Requirements:
Return all entries word for word, but drop any images.

────────────────────

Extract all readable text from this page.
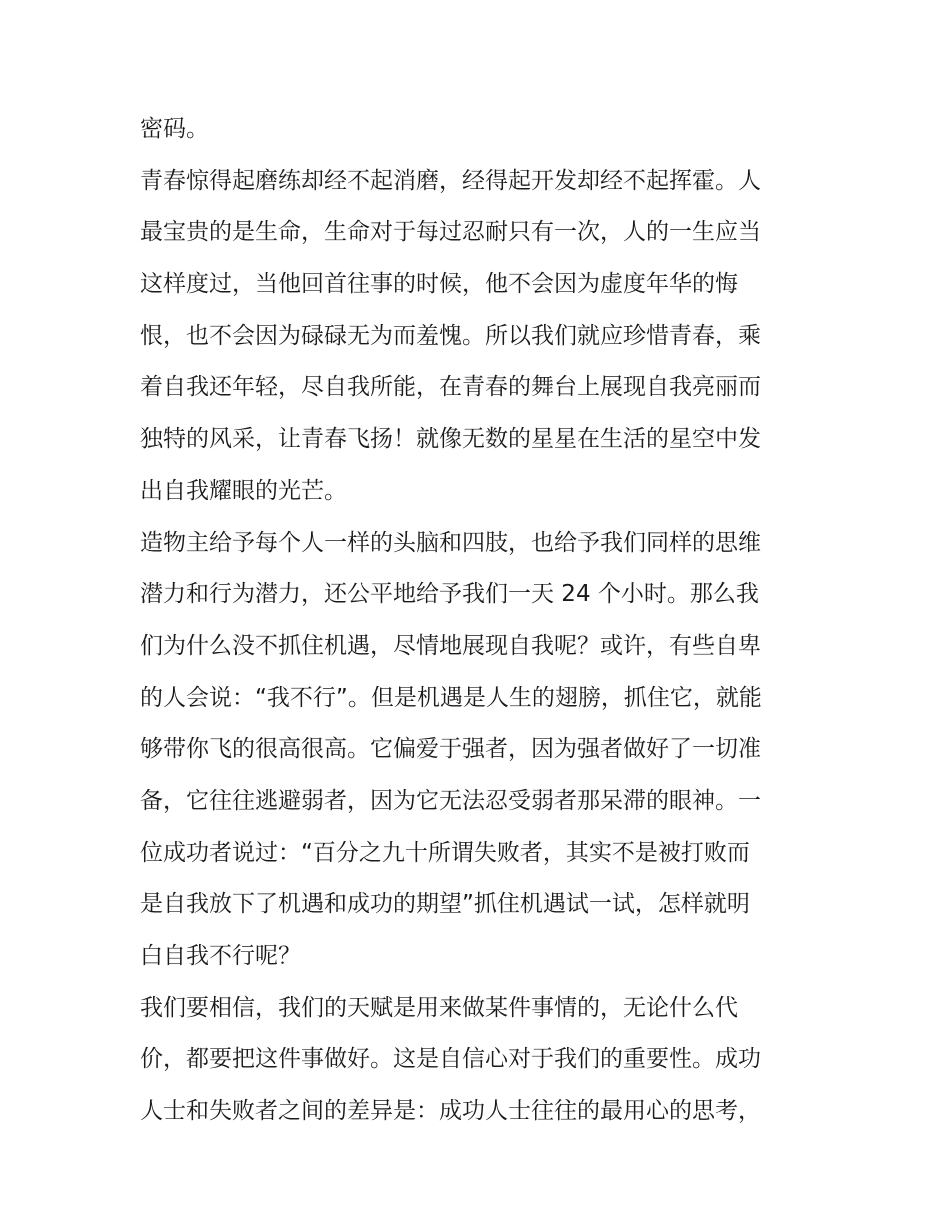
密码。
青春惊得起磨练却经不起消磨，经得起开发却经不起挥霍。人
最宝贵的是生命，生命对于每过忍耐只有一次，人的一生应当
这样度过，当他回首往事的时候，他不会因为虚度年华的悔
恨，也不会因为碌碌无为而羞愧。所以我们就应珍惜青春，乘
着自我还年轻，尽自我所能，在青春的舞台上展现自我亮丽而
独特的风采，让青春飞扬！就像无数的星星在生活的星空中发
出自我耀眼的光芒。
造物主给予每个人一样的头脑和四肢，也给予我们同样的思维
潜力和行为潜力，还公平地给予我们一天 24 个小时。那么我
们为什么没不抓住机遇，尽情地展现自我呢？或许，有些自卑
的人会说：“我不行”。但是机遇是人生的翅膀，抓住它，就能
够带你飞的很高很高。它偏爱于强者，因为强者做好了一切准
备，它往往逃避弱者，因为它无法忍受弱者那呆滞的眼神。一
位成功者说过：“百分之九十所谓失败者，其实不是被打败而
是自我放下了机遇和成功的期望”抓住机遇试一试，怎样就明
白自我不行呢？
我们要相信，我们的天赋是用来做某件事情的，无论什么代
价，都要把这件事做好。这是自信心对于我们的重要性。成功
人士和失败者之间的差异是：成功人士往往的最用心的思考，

────────────────────

Exercise response:
Extract all readable text from this page.
密码。
青春惊得起磨练却经不起消磨，经得起开发却经不起挥霍。人
最宝贵的是生命，生命对于每过忍耐只有一次，人的一生应当
这样度过，当他回首往事的时候，他不会因为虚度年华的悔
恨，也不会因为碌碌无为而羞愧。所以我们就应珍惜青春，乘
着自我还年轻，尽自我所能，在青春的舞台上展现自我亮丽而
独特的风采，让青春飞扬！就像无数的星星在生活的星空中发
出自我耀眼的光芒。
造物主给予每个人一样的头脑和四肢，也给予我们同样的思维
潜力和行为潜力，还公平地给予我们一天 24 个小时。那么我
们为什么没不抓住机遇，尽情地展现自我呢？或许，有些自卑
的人会说：“我不行”。但是机遇是人生的翅膀，抓住它，就能
够带你飞的很高很高。它偏爱于强者，因为强者做好了一切准
备，它往往逃避弱者，因为它无法忍受弱者那呆滞的眼神。一
位成功者说过：“百分之九十所谓失败者，其实不是被打败而
是自我放下了机遇和成功的期望”抓住机遇试一试，怎样就明
白自我不行呢？
我们要相信，我们的天赋是用来做某件事情的，无论什么代
价，都要把这件事做好。这是自信心对于我们的重要性。成功
人士和失败者之间的差异是：成功人士往往的最用心的思考，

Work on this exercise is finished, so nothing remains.